* _WHAT IS NEEDED_
Note each line where "JSON" appears, and copy it.

Begin SUPPLIED DATA

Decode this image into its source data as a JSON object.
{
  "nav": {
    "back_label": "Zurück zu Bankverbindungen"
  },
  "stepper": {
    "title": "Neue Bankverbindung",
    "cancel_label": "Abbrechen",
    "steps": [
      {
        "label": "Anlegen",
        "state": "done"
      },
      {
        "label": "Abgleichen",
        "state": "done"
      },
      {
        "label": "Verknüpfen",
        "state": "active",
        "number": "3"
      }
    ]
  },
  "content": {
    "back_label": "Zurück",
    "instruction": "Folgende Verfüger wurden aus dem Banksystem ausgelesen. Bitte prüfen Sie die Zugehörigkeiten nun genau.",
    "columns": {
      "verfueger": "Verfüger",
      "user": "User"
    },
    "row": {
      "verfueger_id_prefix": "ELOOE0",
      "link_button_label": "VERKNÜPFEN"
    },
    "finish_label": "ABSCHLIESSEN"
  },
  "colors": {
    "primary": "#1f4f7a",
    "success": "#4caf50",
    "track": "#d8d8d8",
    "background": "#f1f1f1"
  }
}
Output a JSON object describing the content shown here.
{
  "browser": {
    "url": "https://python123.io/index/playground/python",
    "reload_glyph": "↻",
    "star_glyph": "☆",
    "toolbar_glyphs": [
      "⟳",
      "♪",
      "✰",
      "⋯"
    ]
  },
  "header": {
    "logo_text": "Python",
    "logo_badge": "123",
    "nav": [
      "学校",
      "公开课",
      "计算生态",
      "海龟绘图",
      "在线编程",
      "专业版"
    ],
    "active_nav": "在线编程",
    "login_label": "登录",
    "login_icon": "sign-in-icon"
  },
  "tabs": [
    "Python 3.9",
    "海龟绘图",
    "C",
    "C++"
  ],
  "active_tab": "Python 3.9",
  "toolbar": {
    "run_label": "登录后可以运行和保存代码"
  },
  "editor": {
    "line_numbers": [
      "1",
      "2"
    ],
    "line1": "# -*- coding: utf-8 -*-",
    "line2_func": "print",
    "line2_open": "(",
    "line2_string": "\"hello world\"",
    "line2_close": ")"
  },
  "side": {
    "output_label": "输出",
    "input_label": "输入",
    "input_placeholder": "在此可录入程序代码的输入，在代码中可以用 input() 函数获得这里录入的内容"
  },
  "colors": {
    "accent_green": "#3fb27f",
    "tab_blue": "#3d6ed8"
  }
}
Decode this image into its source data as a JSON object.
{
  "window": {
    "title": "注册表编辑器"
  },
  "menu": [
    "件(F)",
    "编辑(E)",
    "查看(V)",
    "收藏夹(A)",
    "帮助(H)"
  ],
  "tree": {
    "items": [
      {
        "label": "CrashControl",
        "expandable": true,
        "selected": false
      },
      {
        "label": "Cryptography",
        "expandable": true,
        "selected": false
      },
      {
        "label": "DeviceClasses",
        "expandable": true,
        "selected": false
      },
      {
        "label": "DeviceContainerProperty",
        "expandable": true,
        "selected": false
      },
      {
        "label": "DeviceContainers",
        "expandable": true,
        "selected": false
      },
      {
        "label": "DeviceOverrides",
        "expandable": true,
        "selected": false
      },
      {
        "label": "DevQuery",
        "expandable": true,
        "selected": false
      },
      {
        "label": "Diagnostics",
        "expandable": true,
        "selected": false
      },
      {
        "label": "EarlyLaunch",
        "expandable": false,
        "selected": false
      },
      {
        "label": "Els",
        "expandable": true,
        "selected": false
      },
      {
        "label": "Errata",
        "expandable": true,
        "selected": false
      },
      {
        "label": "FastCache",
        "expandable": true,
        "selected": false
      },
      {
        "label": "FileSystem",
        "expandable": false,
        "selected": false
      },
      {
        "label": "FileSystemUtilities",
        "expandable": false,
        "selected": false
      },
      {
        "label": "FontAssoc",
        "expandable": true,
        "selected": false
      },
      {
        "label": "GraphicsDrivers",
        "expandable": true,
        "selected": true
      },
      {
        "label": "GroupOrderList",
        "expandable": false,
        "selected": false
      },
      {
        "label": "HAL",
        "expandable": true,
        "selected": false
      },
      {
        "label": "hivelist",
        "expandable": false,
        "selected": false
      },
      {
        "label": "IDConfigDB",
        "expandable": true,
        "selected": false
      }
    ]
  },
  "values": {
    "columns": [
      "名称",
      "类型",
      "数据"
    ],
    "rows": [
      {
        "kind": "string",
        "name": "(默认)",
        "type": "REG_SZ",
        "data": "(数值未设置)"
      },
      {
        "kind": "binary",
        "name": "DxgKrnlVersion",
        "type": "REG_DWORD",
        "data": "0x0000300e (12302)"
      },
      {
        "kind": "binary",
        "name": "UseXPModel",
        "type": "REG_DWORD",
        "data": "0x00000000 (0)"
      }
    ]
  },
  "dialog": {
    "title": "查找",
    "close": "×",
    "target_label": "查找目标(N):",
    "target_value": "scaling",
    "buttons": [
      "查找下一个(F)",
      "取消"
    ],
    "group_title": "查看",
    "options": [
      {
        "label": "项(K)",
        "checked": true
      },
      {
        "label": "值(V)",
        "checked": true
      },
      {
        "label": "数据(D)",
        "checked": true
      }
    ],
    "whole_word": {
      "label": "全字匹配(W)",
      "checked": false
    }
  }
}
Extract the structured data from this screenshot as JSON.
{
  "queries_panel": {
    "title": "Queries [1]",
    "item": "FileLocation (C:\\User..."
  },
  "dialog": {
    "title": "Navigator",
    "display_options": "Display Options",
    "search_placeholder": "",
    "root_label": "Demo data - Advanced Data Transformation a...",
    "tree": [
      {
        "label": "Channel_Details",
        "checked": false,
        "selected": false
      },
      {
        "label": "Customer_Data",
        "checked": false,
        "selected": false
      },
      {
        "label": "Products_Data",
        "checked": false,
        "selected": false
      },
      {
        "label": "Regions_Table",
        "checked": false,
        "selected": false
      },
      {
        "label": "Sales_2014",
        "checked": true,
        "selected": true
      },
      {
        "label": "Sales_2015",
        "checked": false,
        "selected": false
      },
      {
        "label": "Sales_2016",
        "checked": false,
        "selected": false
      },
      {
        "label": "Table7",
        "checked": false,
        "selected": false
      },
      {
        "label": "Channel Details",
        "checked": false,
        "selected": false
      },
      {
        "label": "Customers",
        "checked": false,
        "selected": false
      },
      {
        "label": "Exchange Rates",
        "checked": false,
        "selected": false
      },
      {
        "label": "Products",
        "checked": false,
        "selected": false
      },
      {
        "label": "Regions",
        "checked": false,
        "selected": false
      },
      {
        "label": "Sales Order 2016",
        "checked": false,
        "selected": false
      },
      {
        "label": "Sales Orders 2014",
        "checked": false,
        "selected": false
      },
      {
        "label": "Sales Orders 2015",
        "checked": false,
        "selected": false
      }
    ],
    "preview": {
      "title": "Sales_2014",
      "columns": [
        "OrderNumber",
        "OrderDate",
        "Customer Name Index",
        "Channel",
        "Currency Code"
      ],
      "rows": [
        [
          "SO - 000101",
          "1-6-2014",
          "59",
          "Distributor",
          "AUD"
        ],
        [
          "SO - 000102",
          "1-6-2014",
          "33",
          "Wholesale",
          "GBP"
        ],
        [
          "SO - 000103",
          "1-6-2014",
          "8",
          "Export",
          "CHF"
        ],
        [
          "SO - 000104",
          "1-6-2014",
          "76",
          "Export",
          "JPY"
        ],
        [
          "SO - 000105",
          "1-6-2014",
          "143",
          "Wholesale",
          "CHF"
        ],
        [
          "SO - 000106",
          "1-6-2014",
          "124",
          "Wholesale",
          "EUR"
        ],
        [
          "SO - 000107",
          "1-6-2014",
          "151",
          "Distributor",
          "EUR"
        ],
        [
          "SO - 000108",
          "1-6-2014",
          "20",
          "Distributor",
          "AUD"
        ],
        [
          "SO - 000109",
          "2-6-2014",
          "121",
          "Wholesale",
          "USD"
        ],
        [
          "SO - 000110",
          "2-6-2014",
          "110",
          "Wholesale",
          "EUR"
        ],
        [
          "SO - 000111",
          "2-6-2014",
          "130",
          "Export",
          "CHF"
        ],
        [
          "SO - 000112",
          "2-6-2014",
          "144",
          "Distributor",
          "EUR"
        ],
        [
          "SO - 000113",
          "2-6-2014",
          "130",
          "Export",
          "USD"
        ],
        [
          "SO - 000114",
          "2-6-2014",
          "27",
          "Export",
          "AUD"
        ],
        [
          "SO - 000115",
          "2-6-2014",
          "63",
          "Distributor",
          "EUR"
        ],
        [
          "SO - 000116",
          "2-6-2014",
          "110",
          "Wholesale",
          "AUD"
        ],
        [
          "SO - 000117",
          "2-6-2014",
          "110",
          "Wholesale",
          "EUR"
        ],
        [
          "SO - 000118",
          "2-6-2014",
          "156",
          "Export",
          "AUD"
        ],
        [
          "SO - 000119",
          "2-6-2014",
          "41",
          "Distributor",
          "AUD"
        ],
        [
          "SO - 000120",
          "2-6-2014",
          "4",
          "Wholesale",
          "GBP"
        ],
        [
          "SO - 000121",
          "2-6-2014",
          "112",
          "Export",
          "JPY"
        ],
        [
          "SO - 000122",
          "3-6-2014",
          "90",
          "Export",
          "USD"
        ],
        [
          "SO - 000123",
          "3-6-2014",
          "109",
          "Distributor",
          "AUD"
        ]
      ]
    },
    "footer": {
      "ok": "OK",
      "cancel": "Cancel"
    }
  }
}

End SUPPLIED DATA

* _THE RESPONSE_
Decode this image into its source data as a JSON object.
Output a JSON object describing the content shown here.
Decode this image into its source data as a JSON object.
Extract the structured data from this screenshot as JSON.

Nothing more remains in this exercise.